--- begin Items ---
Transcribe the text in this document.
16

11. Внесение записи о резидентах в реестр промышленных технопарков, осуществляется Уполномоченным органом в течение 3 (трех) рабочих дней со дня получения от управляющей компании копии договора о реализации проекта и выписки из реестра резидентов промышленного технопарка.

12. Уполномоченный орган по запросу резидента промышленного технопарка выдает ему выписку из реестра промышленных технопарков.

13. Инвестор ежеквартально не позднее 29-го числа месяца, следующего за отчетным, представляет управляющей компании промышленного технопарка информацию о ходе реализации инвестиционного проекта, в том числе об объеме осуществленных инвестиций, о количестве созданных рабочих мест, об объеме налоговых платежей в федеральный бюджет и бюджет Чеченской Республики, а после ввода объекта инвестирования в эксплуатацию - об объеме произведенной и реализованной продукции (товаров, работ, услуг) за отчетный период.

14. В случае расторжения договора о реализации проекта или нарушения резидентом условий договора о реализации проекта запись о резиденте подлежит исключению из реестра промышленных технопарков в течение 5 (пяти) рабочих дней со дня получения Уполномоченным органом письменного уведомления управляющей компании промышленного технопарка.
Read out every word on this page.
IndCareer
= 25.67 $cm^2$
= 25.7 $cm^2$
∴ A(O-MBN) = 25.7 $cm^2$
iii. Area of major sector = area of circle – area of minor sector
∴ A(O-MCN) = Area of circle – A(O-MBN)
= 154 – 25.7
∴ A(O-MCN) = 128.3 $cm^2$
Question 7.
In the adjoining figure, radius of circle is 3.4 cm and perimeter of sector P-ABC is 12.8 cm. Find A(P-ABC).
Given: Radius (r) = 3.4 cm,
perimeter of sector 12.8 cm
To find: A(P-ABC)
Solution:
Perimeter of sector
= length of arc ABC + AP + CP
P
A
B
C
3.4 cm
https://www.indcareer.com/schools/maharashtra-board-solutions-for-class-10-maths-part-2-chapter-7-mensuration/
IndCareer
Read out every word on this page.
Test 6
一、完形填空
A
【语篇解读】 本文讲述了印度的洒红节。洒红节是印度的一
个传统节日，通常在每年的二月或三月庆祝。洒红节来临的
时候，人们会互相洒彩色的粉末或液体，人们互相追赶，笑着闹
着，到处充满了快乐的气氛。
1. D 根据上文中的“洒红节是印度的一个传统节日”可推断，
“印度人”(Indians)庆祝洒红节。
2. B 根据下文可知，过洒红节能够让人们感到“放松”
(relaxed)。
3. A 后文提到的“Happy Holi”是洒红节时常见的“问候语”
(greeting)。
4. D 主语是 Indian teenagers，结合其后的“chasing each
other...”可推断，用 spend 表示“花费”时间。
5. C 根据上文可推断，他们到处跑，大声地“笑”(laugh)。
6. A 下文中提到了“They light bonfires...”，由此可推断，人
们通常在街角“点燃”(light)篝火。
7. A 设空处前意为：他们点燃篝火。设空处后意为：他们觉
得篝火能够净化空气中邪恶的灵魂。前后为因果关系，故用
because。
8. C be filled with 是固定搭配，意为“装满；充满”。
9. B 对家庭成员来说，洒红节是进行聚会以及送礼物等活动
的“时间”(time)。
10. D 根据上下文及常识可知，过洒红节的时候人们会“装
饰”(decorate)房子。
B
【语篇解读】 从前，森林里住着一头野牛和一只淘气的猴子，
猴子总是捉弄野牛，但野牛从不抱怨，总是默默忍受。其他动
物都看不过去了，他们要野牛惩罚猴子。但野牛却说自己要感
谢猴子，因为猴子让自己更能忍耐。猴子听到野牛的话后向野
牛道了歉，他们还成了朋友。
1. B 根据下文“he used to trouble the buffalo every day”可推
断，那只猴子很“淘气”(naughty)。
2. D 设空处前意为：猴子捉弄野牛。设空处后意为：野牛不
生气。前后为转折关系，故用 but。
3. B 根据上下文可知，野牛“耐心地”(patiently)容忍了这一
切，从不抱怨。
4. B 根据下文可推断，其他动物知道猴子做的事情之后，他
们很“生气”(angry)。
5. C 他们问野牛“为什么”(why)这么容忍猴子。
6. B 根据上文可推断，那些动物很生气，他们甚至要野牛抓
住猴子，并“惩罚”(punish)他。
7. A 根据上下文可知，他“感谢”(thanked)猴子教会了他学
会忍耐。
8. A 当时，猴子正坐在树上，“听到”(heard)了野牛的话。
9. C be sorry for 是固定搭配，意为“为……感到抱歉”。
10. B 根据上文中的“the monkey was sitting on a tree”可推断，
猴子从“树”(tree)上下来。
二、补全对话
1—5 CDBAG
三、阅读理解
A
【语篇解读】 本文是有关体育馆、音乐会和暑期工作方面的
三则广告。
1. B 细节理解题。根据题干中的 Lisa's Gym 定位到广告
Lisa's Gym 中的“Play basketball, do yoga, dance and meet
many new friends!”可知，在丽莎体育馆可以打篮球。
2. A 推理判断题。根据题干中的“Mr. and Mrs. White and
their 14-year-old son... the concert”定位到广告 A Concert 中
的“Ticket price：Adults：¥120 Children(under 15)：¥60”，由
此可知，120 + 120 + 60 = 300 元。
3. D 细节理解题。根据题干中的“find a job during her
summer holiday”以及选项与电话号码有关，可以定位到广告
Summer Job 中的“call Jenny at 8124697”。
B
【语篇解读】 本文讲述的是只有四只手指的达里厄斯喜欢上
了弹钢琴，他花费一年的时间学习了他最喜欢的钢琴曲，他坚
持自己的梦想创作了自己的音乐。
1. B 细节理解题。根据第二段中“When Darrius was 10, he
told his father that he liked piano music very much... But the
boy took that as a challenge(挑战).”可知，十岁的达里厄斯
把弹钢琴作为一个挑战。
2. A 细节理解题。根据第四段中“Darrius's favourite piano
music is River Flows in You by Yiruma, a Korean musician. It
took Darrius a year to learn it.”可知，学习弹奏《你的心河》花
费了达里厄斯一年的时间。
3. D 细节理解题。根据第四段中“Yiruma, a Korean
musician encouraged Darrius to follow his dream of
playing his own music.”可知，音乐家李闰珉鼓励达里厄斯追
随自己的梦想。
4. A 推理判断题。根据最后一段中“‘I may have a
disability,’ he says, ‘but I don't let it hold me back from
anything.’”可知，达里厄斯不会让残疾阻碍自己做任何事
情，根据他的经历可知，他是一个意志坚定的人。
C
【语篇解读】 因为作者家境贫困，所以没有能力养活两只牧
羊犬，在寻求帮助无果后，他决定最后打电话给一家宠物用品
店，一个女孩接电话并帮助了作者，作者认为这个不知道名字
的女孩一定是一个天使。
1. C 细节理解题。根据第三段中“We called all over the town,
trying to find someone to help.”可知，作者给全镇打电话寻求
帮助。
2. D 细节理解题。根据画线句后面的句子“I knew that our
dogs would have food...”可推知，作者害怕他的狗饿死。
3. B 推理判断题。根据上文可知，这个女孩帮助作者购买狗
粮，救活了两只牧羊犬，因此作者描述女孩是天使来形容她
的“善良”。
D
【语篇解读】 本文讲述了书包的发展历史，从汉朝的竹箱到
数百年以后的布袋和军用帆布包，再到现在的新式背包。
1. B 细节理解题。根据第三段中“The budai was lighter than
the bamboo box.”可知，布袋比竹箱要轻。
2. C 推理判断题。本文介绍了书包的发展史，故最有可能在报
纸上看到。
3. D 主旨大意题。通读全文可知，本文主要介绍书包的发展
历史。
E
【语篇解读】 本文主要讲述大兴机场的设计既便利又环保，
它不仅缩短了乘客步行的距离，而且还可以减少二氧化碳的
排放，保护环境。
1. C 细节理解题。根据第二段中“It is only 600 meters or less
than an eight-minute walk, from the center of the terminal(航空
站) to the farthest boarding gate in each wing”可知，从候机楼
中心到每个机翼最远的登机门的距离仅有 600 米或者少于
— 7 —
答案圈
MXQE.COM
--- end Items ---
● **Set problem**: Scan the data above; copy every line where "设空处前意为" appears.

● **Correct output**:
7. A 设空处前意为：他们点燃篝火。设空处后意为：他们觉
2. D 设空处前意为：猴子捉弄野牛。设空处后意为：野牛不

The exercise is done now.